__REQUIRED WORK__:
Which lines of the listing below contain the string "asterisk"? Pick out each one and copy it in full.

##### RECORD SET

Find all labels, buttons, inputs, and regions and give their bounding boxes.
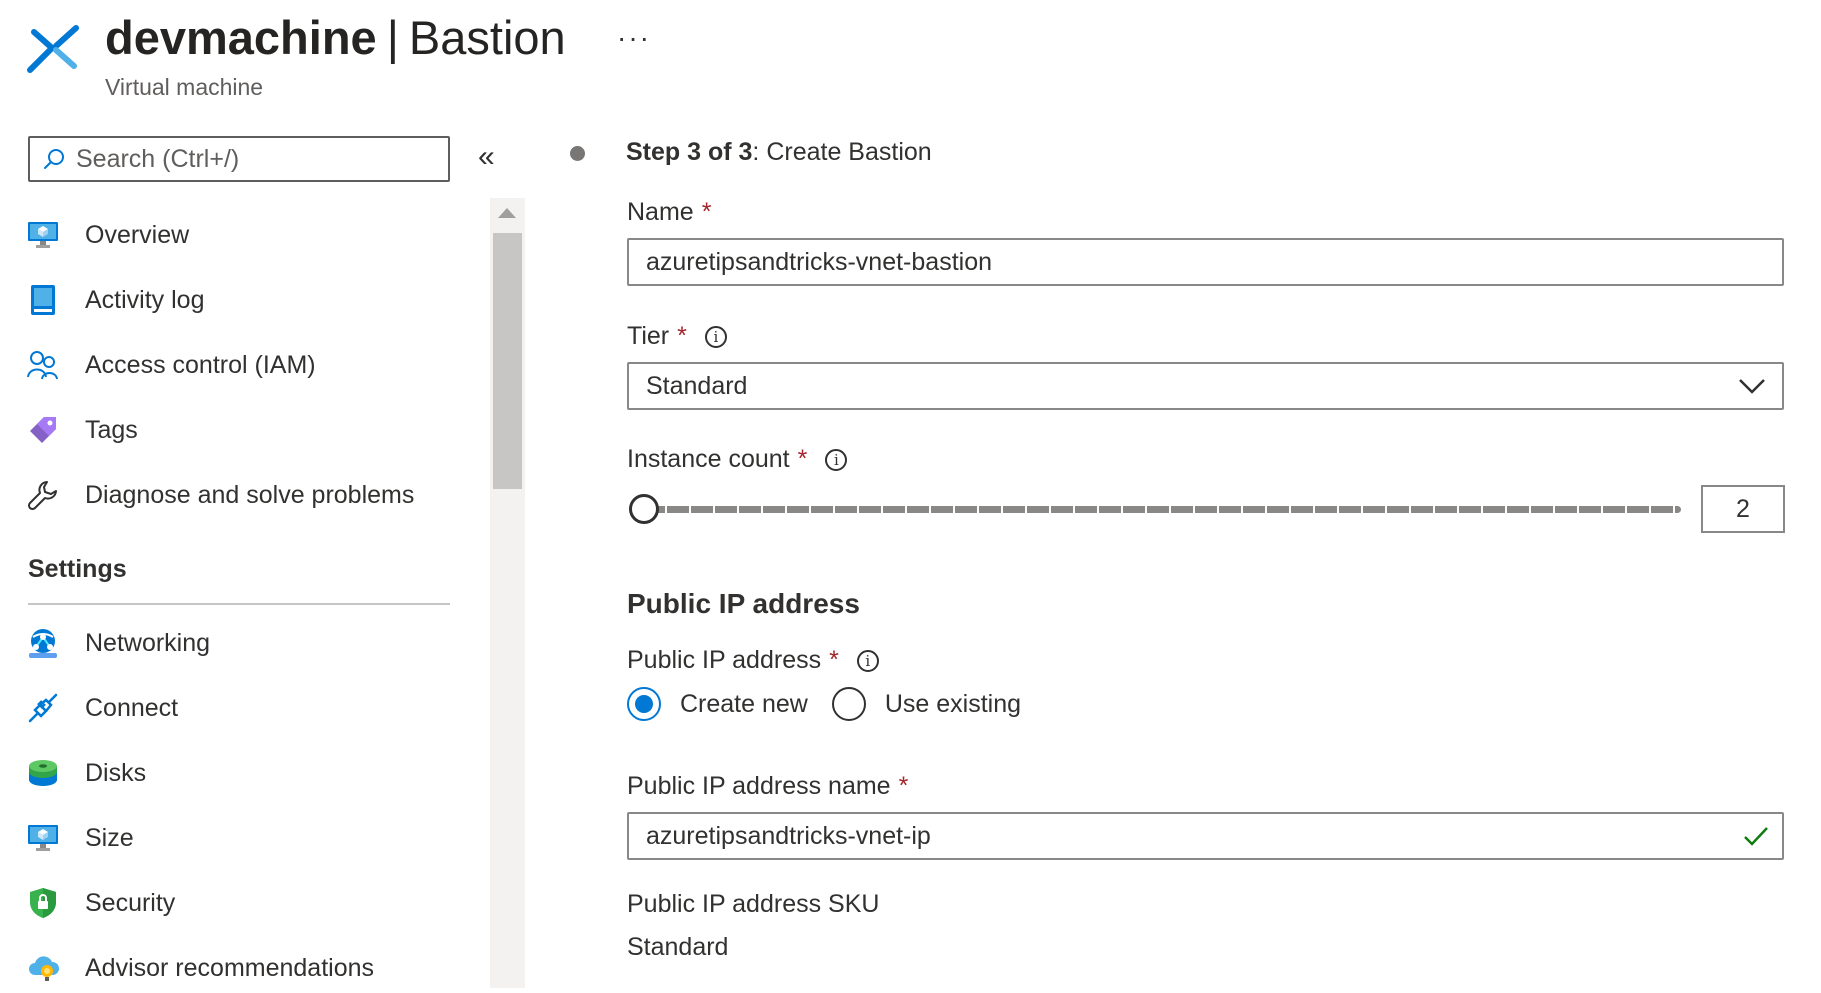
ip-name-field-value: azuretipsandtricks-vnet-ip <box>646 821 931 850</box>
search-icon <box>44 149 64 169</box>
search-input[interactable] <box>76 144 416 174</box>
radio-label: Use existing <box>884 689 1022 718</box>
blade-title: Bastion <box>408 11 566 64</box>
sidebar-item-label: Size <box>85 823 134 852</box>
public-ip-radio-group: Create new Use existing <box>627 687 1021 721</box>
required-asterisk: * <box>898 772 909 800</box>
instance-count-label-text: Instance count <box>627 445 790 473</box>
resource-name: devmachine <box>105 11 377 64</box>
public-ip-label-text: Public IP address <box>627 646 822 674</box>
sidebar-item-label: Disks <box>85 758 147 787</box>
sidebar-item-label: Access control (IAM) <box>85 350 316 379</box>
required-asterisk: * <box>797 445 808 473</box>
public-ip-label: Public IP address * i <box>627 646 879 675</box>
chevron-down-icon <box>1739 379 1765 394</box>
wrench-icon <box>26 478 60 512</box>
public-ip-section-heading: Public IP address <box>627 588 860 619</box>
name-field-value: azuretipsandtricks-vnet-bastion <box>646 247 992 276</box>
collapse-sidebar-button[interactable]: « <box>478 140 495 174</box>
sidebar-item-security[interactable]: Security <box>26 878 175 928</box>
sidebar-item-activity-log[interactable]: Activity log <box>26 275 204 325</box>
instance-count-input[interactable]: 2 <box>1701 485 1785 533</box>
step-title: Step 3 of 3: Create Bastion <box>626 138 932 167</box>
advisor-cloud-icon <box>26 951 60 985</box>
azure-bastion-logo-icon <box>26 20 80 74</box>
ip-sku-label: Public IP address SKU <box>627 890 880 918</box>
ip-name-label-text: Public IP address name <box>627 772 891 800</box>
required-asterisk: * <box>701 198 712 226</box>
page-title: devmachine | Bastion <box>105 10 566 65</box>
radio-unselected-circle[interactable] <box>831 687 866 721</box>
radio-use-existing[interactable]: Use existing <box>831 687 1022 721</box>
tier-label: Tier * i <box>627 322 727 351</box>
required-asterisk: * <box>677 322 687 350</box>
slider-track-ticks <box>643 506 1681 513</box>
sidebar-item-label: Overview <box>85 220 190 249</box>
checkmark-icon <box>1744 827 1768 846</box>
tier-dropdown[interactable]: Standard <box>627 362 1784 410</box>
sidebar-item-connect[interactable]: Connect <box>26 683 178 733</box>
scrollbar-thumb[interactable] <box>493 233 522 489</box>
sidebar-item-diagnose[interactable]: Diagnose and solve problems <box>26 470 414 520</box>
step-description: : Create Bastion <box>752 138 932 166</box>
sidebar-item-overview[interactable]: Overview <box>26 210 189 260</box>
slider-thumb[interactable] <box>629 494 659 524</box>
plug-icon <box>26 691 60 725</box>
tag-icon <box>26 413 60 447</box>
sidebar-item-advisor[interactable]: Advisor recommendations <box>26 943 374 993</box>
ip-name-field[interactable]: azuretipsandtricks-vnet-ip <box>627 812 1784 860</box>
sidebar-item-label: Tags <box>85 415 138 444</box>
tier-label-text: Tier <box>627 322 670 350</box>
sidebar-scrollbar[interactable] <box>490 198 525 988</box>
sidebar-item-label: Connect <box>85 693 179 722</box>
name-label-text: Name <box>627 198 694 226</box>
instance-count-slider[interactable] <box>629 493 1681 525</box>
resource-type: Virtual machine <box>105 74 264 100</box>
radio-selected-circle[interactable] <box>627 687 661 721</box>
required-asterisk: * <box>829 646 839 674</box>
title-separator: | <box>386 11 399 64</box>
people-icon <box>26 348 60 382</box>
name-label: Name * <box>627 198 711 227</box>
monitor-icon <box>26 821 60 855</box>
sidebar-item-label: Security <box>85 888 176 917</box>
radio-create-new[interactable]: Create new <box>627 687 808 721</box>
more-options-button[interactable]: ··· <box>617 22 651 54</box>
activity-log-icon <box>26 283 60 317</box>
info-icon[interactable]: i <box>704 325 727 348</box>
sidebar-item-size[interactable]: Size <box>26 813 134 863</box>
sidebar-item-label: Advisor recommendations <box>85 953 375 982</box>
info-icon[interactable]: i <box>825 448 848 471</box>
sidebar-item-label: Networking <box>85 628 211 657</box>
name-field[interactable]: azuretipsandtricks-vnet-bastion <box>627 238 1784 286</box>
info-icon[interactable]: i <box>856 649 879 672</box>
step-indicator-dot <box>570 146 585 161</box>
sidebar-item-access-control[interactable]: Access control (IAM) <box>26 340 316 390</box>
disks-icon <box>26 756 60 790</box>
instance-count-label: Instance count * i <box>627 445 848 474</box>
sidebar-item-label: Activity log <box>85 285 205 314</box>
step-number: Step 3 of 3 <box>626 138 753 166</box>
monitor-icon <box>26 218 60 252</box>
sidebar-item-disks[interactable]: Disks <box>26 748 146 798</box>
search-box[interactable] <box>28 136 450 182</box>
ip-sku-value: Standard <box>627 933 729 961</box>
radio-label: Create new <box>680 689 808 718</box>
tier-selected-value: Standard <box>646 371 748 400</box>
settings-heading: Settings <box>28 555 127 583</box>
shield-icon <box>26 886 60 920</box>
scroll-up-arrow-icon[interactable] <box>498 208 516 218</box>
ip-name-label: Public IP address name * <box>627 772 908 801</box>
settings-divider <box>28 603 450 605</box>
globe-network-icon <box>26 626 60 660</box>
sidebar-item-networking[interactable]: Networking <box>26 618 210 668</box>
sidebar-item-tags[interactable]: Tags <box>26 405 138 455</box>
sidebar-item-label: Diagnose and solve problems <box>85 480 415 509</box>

##########

__SOLUTION FOR THIS PROBLEM__:
required-asterisk: * <box>898 772 909 800</box>
required-asterisk: * <box>797 445 808 473</box>
required-asterisk: * <box>701 198 712 226</box>
required-asterisk: * <box>677 322 687 350</box>
required-asterisk: * <box>829 646 839 674</box>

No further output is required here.